Exercise objective. Find all lines in the records that include the word "tone", and copy them out.

Dataset extract.
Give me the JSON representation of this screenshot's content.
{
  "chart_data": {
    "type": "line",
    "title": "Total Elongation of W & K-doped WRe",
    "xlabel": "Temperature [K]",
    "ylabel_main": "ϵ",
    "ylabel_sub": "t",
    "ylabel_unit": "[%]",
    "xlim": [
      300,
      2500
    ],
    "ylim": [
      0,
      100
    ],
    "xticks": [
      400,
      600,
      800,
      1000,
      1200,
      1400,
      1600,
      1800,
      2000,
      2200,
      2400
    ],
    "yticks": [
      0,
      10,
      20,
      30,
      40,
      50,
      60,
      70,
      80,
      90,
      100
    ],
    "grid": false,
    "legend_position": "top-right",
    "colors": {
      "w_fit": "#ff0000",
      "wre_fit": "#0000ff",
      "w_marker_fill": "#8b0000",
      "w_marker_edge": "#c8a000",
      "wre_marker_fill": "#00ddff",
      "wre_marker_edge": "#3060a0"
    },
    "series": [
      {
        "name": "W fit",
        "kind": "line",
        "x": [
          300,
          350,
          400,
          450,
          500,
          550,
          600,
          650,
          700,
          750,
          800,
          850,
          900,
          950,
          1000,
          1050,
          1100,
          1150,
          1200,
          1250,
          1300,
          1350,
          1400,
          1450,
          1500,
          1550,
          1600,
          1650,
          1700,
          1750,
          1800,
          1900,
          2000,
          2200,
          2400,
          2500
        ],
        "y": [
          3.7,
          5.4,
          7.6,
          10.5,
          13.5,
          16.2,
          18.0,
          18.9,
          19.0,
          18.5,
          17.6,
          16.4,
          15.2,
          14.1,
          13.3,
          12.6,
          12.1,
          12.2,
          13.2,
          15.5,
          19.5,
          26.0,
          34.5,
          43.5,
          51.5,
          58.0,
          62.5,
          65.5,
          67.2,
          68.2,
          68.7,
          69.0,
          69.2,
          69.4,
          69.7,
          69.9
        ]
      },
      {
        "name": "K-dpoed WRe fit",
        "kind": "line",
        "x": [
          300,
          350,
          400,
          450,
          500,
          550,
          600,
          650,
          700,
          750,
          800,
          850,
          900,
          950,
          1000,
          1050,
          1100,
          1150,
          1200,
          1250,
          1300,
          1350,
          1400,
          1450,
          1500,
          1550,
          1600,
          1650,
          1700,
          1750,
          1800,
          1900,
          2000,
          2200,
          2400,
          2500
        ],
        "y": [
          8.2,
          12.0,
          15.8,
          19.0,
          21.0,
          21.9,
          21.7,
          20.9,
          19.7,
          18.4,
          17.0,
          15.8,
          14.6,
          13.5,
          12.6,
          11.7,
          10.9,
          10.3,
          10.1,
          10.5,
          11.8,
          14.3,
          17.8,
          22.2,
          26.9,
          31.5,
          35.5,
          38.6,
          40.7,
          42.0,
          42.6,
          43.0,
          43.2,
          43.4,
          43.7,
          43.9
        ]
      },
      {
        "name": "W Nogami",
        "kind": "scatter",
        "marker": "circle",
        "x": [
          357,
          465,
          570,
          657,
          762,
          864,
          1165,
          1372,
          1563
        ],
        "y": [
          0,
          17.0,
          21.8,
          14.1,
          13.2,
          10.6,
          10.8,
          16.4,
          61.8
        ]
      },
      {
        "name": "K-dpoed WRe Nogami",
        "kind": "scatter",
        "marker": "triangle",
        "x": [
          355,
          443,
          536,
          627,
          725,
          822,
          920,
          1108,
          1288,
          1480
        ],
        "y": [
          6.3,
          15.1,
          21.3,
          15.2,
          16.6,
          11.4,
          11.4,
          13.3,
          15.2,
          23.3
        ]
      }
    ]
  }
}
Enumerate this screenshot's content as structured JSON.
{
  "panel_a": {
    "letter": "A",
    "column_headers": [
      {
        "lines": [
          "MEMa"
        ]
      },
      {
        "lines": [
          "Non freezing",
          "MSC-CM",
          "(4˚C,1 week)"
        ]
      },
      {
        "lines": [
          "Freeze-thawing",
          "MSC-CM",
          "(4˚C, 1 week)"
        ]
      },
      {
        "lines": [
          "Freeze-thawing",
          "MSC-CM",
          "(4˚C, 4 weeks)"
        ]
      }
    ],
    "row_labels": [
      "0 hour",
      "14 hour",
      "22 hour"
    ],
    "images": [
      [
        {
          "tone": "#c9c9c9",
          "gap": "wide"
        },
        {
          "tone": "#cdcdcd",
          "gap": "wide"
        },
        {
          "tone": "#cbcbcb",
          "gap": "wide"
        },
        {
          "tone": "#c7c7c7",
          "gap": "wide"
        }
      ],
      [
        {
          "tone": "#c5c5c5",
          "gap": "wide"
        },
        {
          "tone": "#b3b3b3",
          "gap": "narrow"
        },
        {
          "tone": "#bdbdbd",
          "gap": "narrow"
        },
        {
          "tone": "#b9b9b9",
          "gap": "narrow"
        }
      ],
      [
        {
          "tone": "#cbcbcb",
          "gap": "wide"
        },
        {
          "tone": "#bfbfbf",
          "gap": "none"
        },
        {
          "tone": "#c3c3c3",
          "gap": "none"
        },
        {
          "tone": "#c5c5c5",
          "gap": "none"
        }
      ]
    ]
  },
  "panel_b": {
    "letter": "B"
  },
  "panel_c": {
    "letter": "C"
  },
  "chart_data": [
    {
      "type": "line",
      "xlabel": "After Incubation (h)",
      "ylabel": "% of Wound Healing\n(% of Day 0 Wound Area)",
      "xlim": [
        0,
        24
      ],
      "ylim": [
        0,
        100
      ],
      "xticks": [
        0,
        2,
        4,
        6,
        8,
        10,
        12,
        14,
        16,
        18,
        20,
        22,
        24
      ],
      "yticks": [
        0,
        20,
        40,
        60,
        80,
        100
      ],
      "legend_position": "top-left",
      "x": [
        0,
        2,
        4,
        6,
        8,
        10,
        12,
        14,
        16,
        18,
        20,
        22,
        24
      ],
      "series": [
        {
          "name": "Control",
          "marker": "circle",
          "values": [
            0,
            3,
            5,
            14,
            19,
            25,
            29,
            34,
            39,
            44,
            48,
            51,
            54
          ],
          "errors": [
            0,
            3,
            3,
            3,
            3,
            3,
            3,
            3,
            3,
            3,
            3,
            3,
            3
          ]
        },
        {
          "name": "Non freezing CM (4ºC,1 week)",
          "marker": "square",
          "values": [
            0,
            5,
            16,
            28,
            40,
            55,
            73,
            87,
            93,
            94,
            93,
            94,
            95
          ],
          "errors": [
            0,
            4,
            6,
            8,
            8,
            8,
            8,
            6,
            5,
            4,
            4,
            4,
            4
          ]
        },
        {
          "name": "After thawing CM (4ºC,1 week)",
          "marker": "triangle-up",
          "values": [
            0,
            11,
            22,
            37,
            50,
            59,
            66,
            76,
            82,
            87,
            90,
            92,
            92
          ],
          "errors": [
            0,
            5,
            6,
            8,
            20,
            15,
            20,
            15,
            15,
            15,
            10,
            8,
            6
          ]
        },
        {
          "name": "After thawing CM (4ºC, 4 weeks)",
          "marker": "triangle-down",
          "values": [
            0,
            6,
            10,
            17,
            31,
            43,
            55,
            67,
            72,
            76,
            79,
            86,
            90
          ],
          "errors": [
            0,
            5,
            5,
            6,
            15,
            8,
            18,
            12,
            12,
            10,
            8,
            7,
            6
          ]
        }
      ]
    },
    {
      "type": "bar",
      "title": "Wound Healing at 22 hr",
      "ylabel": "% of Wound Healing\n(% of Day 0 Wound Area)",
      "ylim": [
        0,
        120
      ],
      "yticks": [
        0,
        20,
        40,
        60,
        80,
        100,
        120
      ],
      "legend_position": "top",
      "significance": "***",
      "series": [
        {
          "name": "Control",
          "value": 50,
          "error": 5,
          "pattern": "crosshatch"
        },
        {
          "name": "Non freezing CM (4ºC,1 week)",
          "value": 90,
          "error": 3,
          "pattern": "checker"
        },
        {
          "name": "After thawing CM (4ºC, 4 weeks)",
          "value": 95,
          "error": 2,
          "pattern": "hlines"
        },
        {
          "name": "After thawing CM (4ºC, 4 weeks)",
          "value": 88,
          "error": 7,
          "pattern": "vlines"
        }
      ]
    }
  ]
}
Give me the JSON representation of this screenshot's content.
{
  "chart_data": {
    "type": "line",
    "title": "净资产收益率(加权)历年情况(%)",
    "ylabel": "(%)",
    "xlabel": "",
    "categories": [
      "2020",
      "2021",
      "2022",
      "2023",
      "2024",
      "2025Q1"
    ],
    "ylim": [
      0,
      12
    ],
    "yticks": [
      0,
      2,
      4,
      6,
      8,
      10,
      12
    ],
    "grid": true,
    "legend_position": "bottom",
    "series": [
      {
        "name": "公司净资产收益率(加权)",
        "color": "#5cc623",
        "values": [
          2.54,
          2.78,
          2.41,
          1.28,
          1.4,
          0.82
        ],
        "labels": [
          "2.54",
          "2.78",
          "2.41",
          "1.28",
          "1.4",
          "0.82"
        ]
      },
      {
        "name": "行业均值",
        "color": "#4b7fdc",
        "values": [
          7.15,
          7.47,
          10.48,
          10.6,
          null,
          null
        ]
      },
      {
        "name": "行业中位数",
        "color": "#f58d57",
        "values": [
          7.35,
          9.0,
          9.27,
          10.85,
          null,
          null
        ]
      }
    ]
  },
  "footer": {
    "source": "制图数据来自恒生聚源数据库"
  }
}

Solved exercise.
          "tone": "#c9c9c9",
          "tone": "#cdcdcd",
          "tone": "#cbcbcb",
          "tone": "#c7c7c7",
          "tone": "#c5c5c5",
          "tone": "#b3b3b3",
          "tone": "#bdbdbd",
          "tone": "#b9b9b9",
          "tone": "#cbcbcb",
          "tone": "#bfbfbf",
          "tone": "#c3c3c3",
          "tone": "#c5c5c5",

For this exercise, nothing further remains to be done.